- _Entries_
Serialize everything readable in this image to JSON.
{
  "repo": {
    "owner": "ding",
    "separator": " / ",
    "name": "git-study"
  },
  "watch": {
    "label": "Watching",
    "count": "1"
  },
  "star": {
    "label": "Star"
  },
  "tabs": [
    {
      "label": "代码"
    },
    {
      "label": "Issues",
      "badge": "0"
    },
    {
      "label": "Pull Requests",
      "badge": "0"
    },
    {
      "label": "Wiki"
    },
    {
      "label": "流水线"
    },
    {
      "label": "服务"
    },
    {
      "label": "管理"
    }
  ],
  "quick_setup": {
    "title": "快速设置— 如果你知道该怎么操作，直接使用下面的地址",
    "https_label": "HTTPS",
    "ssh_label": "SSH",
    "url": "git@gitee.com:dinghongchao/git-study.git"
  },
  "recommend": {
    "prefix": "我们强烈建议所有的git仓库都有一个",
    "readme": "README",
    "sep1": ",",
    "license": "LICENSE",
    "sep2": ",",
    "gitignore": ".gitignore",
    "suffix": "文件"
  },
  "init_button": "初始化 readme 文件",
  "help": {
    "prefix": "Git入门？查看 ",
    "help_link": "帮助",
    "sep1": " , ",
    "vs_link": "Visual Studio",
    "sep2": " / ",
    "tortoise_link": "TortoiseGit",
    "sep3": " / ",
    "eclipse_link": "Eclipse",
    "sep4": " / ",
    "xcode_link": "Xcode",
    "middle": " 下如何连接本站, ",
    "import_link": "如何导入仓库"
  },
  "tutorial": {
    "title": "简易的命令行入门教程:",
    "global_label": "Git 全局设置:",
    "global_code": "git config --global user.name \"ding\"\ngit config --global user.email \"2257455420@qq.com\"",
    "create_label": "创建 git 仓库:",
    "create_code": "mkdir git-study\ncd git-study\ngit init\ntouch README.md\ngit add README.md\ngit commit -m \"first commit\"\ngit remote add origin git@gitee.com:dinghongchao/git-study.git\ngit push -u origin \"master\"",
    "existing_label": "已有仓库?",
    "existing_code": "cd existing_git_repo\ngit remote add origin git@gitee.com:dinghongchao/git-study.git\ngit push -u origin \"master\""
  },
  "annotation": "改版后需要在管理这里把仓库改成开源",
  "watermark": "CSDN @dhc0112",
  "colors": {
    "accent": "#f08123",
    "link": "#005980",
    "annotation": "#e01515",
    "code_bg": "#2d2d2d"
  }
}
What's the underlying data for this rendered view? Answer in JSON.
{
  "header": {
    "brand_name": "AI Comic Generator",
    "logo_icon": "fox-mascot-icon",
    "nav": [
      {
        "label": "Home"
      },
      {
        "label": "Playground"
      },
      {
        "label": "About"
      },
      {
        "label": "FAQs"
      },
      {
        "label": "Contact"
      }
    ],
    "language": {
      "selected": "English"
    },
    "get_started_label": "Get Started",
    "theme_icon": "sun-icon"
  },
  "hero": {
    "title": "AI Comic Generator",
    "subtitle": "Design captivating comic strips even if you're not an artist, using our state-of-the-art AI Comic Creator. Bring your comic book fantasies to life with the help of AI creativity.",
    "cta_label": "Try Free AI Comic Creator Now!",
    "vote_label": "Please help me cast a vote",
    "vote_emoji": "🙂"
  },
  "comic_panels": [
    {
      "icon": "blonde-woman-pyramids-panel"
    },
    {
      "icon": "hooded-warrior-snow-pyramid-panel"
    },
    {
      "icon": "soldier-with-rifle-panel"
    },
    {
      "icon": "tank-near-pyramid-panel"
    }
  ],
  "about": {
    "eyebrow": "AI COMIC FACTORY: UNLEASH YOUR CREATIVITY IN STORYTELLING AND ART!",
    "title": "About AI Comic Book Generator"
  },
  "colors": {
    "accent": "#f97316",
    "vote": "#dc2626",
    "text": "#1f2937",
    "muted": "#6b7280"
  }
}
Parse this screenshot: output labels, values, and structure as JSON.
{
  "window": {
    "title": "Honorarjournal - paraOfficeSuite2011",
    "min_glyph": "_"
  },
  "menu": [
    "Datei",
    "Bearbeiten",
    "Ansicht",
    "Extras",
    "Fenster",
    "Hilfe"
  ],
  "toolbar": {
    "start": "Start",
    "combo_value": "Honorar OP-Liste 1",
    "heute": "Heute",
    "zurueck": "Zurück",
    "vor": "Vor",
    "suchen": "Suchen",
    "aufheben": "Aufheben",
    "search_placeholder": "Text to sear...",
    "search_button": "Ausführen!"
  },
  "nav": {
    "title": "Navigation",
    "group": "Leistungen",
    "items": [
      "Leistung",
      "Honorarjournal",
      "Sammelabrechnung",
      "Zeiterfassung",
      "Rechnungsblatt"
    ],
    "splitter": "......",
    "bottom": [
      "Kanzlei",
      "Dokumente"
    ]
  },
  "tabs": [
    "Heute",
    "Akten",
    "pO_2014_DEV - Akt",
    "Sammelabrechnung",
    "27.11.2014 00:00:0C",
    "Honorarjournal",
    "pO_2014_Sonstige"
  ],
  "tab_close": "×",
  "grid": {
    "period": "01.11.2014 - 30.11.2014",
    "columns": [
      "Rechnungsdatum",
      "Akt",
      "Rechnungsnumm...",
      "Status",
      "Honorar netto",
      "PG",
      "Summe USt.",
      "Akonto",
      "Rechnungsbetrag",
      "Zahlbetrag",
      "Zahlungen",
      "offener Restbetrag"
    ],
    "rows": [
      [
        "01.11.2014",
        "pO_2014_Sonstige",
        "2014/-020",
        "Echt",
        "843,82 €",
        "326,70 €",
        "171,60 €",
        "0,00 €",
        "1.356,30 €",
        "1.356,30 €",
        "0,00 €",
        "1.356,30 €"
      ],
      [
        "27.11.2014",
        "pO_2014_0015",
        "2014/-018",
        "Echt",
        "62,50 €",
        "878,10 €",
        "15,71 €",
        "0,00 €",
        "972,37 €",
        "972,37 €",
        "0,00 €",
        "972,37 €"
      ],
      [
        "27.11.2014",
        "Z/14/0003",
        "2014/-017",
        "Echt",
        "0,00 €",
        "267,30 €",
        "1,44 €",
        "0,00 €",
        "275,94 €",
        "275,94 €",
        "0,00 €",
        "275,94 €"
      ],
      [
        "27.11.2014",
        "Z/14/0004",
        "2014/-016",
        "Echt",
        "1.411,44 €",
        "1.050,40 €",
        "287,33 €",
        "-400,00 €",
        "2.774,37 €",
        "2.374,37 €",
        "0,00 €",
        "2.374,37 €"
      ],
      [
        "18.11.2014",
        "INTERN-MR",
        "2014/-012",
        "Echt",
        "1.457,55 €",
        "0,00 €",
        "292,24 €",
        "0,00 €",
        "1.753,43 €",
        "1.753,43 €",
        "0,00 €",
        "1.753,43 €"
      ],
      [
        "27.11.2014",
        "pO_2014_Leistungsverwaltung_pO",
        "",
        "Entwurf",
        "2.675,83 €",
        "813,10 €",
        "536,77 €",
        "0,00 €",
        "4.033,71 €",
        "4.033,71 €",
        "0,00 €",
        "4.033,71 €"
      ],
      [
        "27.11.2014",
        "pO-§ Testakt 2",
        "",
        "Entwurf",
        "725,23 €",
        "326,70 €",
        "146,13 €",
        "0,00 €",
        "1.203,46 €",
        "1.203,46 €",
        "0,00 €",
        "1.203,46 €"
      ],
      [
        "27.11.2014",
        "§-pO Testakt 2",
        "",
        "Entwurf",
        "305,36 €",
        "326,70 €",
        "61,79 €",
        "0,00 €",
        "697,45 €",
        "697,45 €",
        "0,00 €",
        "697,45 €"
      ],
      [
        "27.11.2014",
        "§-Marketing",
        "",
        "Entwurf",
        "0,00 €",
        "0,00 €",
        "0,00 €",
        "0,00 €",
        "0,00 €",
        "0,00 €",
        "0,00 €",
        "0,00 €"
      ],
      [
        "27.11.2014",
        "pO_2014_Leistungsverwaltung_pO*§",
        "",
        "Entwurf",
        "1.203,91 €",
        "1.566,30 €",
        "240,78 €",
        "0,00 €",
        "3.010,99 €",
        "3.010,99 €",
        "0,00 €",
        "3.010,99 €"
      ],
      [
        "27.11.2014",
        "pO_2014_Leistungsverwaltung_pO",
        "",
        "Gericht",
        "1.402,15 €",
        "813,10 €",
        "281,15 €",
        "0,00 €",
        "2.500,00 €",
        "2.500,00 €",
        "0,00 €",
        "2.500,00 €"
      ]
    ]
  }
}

- _Directive_
Out of the material above, gather each line where "study" appears.

- _Complete output_
    "name": "git-study"
    "url": "git@gitee.com:dinghongchao/git-study.git"
    "create_code": "mkdir git-study\ncd git-study\ngit init\ntouch README.md\ngit add README.md\ngit commit -m \"first commit\"\ngit remote add origin git@gitee.com:dinghongchao/git-study.git\ngit push -u origin \"master\"",
    "existing_code": "cd existing_git_repo\ngit remote add origin git@gitee.com:dinghongchao/git-study.git\ngit push -u origin \"master\""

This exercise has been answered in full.